:: RECORDS TO USE ::
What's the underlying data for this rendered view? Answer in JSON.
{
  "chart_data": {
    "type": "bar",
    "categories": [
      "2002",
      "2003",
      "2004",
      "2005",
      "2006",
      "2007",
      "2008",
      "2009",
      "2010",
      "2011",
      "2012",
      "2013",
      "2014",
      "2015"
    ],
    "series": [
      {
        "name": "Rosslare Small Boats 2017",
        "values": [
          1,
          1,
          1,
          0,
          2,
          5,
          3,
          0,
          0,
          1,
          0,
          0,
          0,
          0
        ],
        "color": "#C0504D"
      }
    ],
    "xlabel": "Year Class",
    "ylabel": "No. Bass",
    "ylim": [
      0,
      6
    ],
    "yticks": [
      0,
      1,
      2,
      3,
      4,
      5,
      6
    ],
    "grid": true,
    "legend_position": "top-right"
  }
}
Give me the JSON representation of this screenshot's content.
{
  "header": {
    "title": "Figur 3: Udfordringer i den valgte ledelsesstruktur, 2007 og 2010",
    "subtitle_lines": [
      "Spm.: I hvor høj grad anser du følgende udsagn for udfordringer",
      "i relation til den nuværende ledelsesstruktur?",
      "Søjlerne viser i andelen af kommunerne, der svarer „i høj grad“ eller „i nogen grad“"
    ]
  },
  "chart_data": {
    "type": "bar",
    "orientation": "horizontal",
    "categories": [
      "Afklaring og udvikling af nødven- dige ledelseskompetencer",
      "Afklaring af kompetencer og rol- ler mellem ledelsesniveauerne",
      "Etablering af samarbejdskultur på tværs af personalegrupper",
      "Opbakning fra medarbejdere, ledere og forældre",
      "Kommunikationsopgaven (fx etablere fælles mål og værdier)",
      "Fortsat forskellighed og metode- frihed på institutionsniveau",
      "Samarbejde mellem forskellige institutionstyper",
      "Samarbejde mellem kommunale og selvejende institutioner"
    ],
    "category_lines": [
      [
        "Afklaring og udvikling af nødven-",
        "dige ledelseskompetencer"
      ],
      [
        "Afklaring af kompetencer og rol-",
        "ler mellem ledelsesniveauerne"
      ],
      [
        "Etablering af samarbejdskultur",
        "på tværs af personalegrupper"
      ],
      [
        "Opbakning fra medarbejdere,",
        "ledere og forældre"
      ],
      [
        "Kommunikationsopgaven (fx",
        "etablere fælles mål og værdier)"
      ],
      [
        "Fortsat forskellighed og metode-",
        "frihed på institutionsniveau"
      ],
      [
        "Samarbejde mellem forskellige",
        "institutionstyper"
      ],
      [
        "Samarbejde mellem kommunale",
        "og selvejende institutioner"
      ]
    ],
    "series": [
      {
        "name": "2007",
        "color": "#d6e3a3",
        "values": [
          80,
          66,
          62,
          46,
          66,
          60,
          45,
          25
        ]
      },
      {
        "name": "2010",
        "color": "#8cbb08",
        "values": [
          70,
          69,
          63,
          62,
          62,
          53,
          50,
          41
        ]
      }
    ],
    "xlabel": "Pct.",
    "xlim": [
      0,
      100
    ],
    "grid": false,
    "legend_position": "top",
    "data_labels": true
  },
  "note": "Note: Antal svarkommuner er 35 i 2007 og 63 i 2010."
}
:::
## [SET PROBLEM]
Pull out all lines from the listing that contain the string "metode".

## [COMPLETED TASK]
      "Fortsat forskellighed og metode- frihed på institutionsniveau",
        "Fortsat forskellighed og metode-",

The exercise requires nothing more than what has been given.